Reproduce the listing that follows with no differences at all.
================================
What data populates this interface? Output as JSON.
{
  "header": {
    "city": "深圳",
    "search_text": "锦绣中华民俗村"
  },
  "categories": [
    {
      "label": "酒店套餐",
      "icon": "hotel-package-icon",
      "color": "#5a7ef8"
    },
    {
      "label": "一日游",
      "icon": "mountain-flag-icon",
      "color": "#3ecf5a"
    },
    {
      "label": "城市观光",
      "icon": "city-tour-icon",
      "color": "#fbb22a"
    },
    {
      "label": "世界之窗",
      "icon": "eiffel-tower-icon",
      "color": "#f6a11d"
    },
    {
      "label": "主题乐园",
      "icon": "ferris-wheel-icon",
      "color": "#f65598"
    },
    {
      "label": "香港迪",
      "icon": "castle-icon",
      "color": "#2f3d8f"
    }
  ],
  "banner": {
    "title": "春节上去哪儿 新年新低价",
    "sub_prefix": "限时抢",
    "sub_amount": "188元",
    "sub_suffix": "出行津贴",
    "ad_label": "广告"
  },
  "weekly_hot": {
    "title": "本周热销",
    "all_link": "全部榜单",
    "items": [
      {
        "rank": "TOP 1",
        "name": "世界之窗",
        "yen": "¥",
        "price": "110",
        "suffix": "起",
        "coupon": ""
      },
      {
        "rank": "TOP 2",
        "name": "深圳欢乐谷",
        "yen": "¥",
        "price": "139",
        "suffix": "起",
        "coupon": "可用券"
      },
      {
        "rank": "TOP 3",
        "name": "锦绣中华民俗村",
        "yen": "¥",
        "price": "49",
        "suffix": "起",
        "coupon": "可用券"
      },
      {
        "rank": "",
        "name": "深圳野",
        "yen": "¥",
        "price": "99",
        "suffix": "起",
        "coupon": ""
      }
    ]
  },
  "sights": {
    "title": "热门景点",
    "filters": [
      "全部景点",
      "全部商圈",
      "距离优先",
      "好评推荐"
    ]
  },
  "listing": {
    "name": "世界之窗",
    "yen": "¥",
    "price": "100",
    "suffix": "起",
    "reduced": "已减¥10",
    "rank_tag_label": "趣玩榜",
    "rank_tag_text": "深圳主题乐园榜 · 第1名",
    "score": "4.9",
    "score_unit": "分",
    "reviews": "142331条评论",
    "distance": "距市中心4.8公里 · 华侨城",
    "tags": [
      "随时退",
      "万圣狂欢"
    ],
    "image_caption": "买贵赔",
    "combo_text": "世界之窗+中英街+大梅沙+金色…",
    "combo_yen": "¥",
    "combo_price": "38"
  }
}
================================
[Result of this task]
What data populates this interface? Output as JSON.
{
  "header": {
    "city": "深圳",
    "search_text": "锦绣中华民俗村"
  },
  "categories": [
    {
      "label": "酒店套餐",
      "icon": "hotel-package-icon",
      "color": "#5a7ef8"
    },
    {
      "label": "一日游",
      "icon": "mountain-flag-icon",
      "color": "#3ecf5a"
    },
    {
      "label": "城市观光",
      "icon": "city-tour-icon",
      "color": "#fbb22a"
    },
    {
      "label": "世界之窗",
      "icon": "eiffel-tower-icon",
      "color": "#f6a11d"
    },
    {
      "label": "主题乐园",
      "icon": "ferris-wheel-icon",
      "color": "#f65598"
    },
    {
      "label": "香港迪",
      "icon": "castle-icon",
      "color": "#2f3d8f"
    }
  ],
  "banner": {
    "title": "春节上去哪儿 新年新低价",
    "sub_prefix": "限时抢",
    "sub_amount": "188元",
    "sub_suffix": "出行津贴",
    "ad_label": "广告"
  },
  "weekly_hot": {
    "title": "本周热销",
    "all_link": "全部榜单",
    "items": [
      {
        "rank": "TOP 1",
        "name": "世界之窗",
        "yen": "¥",
        "price": "110",
        "suffix": "起",
        "coupon": ""
      },
      {
        "rank": "TOP 2",
        "name": "深圳欢乐谷",
        "yen": "¥",
        "price": "139",
        "suffix": "起",
        "coupon": "可用券"
      },
      {
        "rank": "TOP 3",
        "name": "锦绣中华民俗村",
        "yen": "¥",
        "price": "49",
        "suffix": "起",
        "coupon": "可用券"
      },
      {
        "rank": "",
        "name": "深圳野",
        "yen": "¥",
        "price": "99",
        "suffix": "起",
        "coupon": ""
      }
    ]
  },
  "sights": {
    "title": "热门景点",
    "filters": [
      "全部景点",
      "全部商圈",
      "距离优先",
      "好评推荐"
    ]
  },
  "listing": {
    "name": "世界之窗",
    "yen": "¥",
    "price": "100",
    "suffix": "起",
    "reduced": "已减¥10",
    "rank_tag_label": "趣玩榜",
    "rank_tag_text": "深圳主题乐园榜 · 第1名",
    "score": "4.9",
    "score_unit": "分",
    "reviews": "142331条评论",
    "distance": "距市中心4.8公里 · 华侨城",
    "tags": [
      "随时退",
      "万圣狂欢"
    ],
    "image_caption": "买贵赔",
    "combo_text": "世界之窗+中英街+大梅沙+金色…",
    "combo_yen": "¥",
    "combo_price": "38"
  }
}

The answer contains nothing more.